> _PROBLEM STATEMENT_
What follows is a listing; restate every line of it word for word.

> _INFORMATION SUPPLIED_
======

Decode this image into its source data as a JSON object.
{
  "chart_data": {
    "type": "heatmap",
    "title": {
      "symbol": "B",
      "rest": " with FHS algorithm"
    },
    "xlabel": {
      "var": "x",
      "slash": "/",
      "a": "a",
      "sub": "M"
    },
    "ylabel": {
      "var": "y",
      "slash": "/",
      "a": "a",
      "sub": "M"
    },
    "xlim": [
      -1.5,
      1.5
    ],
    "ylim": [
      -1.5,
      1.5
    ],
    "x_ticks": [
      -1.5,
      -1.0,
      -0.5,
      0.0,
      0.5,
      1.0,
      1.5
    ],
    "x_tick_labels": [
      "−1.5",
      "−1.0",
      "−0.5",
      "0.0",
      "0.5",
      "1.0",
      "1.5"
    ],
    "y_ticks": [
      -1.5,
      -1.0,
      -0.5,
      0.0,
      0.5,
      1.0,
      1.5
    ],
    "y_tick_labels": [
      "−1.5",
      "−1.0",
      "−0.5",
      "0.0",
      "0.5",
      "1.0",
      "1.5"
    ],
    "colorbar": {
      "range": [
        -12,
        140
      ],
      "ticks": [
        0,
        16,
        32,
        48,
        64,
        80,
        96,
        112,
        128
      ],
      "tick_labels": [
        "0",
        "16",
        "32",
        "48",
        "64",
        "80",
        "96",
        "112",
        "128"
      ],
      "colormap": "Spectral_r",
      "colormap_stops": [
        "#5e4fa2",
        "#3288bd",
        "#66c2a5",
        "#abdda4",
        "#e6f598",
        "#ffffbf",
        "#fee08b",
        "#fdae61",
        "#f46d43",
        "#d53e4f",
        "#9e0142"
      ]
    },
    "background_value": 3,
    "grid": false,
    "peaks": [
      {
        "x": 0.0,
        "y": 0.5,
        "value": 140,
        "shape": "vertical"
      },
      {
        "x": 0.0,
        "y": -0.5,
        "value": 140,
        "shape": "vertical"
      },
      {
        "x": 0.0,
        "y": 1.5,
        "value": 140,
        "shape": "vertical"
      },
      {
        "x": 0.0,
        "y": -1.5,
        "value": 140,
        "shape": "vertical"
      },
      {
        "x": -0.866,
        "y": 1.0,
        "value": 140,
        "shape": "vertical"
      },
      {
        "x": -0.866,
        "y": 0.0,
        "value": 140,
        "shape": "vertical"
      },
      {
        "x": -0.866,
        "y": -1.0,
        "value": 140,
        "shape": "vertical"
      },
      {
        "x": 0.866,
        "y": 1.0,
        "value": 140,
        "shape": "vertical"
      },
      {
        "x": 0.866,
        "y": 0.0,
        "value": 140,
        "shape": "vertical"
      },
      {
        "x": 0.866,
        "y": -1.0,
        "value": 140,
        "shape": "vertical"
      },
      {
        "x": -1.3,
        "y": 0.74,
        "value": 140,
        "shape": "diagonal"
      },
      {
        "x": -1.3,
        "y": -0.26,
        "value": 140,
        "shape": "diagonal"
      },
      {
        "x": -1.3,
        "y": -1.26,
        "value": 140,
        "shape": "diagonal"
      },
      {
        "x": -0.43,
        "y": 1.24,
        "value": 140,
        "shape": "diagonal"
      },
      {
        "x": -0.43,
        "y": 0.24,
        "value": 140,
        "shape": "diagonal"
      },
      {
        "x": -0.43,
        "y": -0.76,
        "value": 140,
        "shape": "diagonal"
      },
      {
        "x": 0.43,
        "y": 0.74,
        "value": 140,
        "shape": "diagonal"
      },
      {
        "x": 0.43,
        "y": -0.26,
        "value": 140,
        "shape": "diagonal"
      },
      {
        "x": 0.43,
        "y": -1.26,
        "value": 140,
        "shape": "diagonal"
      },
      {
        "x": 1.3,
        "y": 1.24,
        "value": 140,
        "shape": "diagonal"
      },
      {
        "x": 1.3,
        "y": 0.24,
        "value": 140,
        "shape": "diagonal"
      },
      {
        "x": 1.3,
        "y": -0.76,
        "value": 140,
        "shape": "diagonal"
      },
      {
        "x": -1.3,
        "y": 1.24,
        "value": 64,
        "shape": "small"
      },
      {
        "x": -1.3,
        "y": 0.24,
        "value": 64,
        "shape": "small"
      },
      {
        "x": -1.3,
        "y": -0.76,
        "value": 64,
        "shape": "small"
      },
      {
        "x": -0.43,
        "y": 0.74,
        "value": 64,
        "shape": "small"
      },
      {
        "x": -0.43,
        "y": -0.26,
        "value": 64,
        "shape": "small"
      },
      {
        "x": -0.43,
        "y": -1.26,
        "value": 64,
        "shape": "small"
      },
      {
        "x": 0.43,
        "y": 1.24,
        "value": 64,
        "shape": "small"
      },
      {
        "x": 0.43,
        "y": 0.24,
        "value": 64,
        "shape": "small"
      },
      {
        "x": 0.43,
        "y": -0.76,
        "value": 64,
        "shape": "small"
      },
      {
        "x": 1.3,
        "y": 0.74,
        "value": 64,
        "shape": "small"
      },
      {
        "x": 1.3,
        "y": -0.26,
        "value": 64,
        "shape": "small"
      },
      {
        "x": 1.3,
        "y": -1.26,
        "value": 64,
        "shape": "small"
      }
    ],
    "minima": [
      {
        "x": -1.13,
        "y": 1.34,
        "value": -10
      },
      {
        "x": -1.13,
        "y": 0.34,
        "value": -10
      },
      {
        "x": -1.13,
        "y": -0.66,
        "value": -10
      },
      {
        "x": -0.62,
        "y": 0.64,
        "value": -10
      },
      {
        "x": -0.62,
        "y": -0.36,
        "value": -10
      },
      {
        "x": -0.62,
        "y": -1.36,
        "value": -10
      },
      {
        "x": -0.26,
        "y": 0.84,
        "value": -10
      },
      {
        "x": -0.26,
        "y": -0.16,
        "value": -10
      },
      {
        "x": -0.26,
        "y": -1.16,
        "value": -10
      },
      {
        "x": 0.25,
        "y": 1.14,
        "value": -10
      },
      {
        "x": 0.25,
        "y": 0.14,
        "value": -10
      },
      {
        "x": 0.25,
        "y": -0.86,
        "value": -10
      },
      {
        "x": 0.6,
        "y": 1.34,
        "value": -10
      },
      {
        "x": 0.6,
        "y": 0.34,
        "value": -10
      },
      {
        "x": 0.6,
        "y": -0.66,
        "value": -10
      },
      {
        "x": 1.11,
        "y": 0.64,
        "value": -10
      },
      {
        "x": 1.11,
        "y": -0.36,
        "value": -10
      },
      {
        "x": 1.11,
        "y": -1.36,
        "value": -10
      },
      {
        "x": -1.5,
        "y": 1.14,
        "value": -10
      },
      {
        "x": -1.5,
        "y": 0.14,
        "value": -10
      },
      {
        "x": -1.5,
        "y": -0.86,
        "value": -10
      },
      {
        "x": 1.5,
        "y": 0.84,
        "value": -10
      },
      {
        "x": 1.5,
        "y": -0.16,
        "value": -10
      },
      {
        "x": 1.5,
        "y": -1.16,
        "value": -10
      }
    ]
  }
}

======

> _TASK ANSWER_
Decode this image into its source data as a JSON object.
{
  "chart_data": {
    "type": "heatmap",
    "title": {
      "symbol": "B",
      "rest": " with FHS algorithm"
    },
    "xlabel": {
      "var": "x",
      "slash": "/",
      "a": "a",
      "sub": "M"
    },
    "ylabel": {
      "var": "y",
      "slash": "/",
      "a": "a",
      "sub": "M"
    },
    "xlim": [
      -1.5,
      1.5
    ],
    "ylim": [
      -1.5,
      1.5
    ],
    "x_ticks": [
      -1.5,
      -1.0,
      -0.5,
      0.0,
      0.5,
      1.0,
      1.5
    ],
    "x_tick_labels": [
      "−1.5",
      "−1.0",
      "−0.5",
      "0.0",
      "0.5",
      "1.0",
      "1.5"
    ],
    "y_ticks": [
      -1.5,
      -1.0,
      -0.5,
      0.0,
      0.5,
      1.0,
      1.5
    ],
    "y_tick_labels": [
      "−1.5",
      "−1.0",
      "−0.5",
      "0.0",
      "0.5",
      "1.0",
      "1.5"
    ],
    "colorbar": {
      "range": [
        -12,
        140
      ],
      "ticks": [
        0,
        16,
        32,
        48,
        64,
        80,
        96,
        112,
        128
      ],
      "tick_labels": [
        "0",
        "16",
        "32",
        "48",
        "64",
        "80",
        "96",
        "112",
        "128"
      ],
      "colormap": "Spectral_r",
      "colormap_stops": [
        "#5e4fa2",
        "#3288bd",
        "#66c2a5",
        "#abdda4",
        "#e6f598",
        "#ffffbf",
        "#fee08b",
        "#fdae61",
        "#f46d43",
        "#d53e4f",
        "#9e0142"
      ]
    },
    "background_value": 3,
    "grid": false,
    "peaks": [
      {
        "x": 0.0,
        "y": 0.5,
        "value": 140,
        "shape": "vertical"
      },
      {
        "x": 0.0,
        "y": -0.5,
        "value": 140,
        "shape": "vertical"
      },
      {
        "x": 0.0,
        "y": 1.5,
        "value": 140,
        "shape": "vertical"
      },
      {
        "x": 0.0,
        "y": -1.5,
        "value": 140,
        "shape": "vertical"
      },
      {
        "x": -0.866,
        "y": 1.0,
        "value": 140,
        "shape": "vertical"
      },
      {
        "x": -0.866,
        "y": 0.0,
        "value": 140,
        "shape": "vertical"
      },
      {
        "x": -0.866,
        "y": -1.0,
        "value": 140,
        "shape": "vertical"
      },
      {
        "x": 0.866,
        "y": 1.0,
        "value": 140,
        "shape": "vertical"
      },
      {
        "x": 0.866,
        "y": 0.0,
        "value": 140,
        "shape": "vertical"
      },
      {
        "x": 0.866,
        "y": -1.0,
        "value": 140,
        "shape": "vertical"
      },
      {
        "x": -1.3,
        "y": 0.74,
        "value": 140,
        "shape": "diagonal"
      },
      {
        "x": -1.3,
        "y": -0.26,
        "value": 140,
        "shape": "diagonal"
      },
      {
        "x": -1.3,
        "y": -1.26,
        "value": 140,
        "shape": "diagonal"
      },
      {
        "x": -0.43,
        "y": 1.24,
        "value": 140,
        "shape": "diagonal"
      },
      {
        "x": -0.43,
        "y": 0.24,
        "value": 140,
        "shape": "diagonal"
      },
      {
        "x": -0.43,
        "y": -0.76,
        "value": 140,
        "shape": "diagonal"
      },
      {
        "x": 0.43,
        "y": 0.74,
        "value": 140,
        "shape": "diagonal"
      },
      {
        "x": 0.43,
        "y": -0.26,
        "value": 140,
        "shape": "diagonal"
      },
      {
        "x": 0.43,
        "y": -1.26,
        "value": 140,
        "shape": "diagonal"
      },
      {
        "x": 1.3,
        "y": 1.24,
        "value": 140,
        "shape": "diagonal"
      },
      {
        "x": 1.3,
        "y": 0.24,
        "value": 140,
        "shape": "diagonal"
      },
      {
        "x": 1.3,
        "y": -0.76,
        "value": 140,
        "shape": "diagonal"
      },
      {
        "x": -1.3,
        "y": 1.24,
        "value": 64,
        "shape": "small"
      },
      {
        "x": -1.3,
        "y": 0.24,
        "value": 64,
        "shape": "small"
      },
      {
        "x": -1.3,
        "y": -0.76,
        "value": 64,
        "shape": "small"
      },
      {
        "x": -0.43,
        "y": 0.74,
        "value": 64,
        "shape": "small"
      },
      {
        "x": -0.43,
        "y": -0.26,
        "value": 64,
        "shape": "small"
      },
      {
        "x": -0.43,
        "y": -1.26,
        "value": 64,
        "shape": "small"
      },
      {
        "x": 0.43,
        "y": 1.24,
        "value": 64,
        "shape": "small"
      },
      {
        "x": 0.43,
        "y": 0.24,
        "value": 64,
        "shape": "small"
      },
      {
        "x": 0.43,
        "y": -0.76,
        "value": 64,
        "shape": "small"
      },
      {
        "x": 1.3,
        "y": 0.74,
        "value": 64,
        "shape": "small"
      },
      {
        "x": 1.3,
        "y": -0.26,
        "value": 64,
        "shape": "small"
      },
      {
        "x": 1.3,
        "y": -1.26,
        "value": 64,
        "shape": "small"
      }
    ],
    "minima": [
      {
        "x": -1.13,
        "y": 1.34,
        "value": -10
      },
      {
        "x": -1.13,
        "y": 0.34,
        "value": -10
      },
      {
        "x": -1.13,
        "y": -0.66,
        "value": -10
      },
      {
        "x": -0.62,
        "y": 0.64,
        "value": -10
      },
      {
        "x": -0.62,
        "y": -0.36,
        "value": -10
      },
      {
        "x": -0.62,
        "y": -1.36,
        "value": -10
      },
      {
        "x": -0.26,
        "y": 0.84,
        "value": -10
      },
      {
        "x": -0.26,
        "y": -0.16,
        "value": -10
      },
      {
        "x": -0.26,
        "y": -1.16,
        "value": -10
      },
      {
        "x": 0.25,
        "y": 1.14,
        "value": -10
      },
      {
        "x": 0.25,
        "y": 0.14,
        "value": -10
      },
      {
        "x": 0.25,
        "y": -0.86,
        "value": -10
      },
      {
        "x": 0.6,
        "y": 1.34,
        "value": -10
      },
      {
        "x": 0.6,
        "y": 0.34,
        "value": -10
      },
      {
        "x": 0.6,
        "y": -0.66,
        "value": -10
      },
      {
        "x": 1.11,
        "y": 0.64,
        "value": -10
      },
      {
        "x": 1.11,
        "y": -0.36,
        "value": -10
      },
      {
        "x": 1.11,
        "y": -1.36,
        "value": -10
      },
      {
        "x": -1.5,
        "y": 1.14,
        "value": -10
      },
      {
        "x": -1.5,
        "y": 0.14,
        "value": -10
      },
      {
        "x": -1.5,
        "y": -0.86,
        "value": -10
      },
      {
        "x": 1.5,
        "y": 0.84,
        "value": -10
      },
      {
        "x": 1.5,
        "y": -0.16,
        "value": -10
      },
      {
        "x": 1.5,
        "y": -1.16,
        "value": -10
      }
    ]
  }
}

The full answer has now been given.